* WHAT YOU WILL DO
From the entries below, copy every line holding the word "欢迎大家阅读".

* MATERIAL SUPPLIED

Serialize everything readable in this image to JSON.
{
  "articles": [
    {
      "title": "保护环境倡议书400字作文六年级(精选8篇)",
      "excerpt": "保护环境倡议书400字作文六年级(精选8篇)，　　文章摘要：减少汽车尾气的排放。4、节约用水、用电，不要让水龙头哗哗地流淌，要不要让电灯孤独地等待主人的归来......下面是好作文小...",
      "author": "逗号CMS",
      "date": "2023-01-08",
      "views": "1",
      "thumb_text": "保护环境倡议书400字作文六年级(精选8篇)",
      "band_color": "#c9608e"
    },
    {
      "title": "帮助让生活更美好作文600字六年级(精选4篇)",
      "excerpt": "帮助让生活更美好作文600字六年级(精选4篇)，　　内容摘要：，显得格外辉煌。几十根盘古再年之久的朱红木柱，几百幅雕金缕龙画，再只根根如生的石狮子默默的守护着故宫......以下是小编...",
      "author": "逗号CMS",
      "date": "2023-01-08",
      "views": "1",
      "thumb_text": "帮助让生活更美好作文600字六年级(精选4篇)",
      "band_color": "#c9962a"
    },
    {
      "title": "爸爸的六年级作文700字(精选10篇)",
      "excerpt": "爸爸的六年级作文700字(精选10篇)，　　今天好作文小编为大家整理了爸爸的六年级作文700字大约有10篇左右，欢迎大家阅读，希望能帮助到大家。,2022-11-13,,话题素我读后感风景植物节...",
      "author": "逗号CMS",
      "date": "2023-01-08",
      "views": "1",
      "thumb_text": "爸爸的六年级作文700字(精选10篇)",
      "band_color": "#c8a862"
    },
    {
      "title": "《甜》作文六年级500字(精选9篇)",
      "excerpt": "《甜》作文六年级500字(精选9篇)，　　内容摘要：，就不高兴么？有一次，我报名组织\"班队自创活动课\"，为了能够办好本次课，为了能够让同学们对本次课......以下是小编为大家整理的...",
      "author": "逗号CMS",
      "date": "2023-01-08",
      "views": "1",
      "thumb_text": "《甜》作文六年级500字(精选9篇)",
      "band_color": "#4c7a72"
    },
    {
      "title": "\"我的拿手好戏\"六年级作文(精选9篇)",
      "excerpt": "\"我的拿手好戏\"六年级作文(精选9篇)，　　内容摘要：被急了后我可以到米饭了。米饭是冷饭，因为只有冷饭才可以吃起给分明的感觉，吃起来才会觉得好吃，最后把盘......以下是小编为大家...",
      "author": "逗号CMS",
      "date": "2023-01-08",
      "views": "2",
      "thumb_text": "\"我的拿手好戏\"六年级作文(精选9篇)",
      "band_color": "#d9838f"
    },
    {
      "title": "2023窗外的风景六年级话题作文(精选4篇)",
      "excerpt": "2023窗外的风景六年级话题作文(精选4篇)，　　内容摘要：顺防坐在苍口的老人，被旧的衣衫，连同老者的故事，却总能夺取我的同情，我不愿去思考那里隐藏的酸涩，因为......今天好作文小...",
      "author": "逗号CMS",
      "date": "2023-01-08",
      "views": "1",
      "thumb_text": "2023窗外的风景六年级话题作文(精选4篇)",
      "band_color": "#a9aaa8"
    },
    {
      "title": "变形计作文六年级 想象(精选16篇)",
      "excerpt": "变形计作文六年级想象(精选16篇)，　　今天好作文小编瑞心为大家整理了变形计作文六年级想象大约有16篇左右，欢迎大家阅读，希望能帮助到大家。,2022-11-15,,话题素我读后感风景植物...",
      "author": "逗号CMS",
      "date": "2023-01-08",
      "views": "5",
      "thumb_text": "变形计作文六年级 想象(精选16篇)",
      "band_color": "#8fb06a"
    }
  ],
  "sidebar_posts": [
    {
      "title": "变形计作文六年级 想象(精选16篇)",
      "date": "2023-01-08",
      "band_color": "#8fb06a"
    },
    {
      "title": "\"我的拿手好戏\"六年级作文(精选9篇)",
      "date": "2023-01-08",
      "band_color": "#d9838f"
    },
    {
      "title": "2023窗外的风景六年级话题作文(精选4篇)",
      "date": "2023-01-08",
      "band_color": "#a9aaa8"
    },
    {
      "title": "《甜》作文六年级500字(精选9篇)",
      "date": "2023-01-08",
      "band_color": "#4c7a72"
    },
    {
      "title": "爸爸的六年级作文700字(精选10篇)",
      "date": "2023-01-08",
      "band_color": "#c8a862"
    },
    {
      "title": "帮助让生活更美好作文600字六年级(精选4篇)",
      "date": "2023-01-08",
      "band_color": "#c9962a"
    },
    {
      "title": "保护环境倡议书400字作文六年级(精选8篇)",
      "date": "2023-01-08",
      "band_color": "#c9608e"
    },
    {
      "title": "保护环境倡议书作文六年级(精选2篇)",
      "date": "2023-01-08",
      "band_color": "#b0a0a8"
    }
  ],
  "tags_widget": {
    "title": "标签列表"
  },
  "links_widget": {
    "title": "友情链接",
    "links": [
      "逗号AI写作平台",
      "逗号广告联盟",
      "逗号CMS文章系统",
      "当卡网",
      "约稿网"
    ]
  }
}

* TASK RESPONSE
      "excerpt": "爸爸的六年级作文700字(精选10篇)，　　今天好作文小编为大家整理了爸爸的六年级作文700字大约有10篇左右，欢迎大家阅读，希望能帮助到大家。,2022-11-13,,话题素我读后感风景植物节...",
      "excerpt": "变形计作文六年级想象(精选16篇)，　　今天好作文小编瑞心为大家整理了变形计作文六年级想象大约有16篇左右，欢迎大家阅读，希望能帮助到大家。,2022-11-15,,话题素我读后感风景植物...",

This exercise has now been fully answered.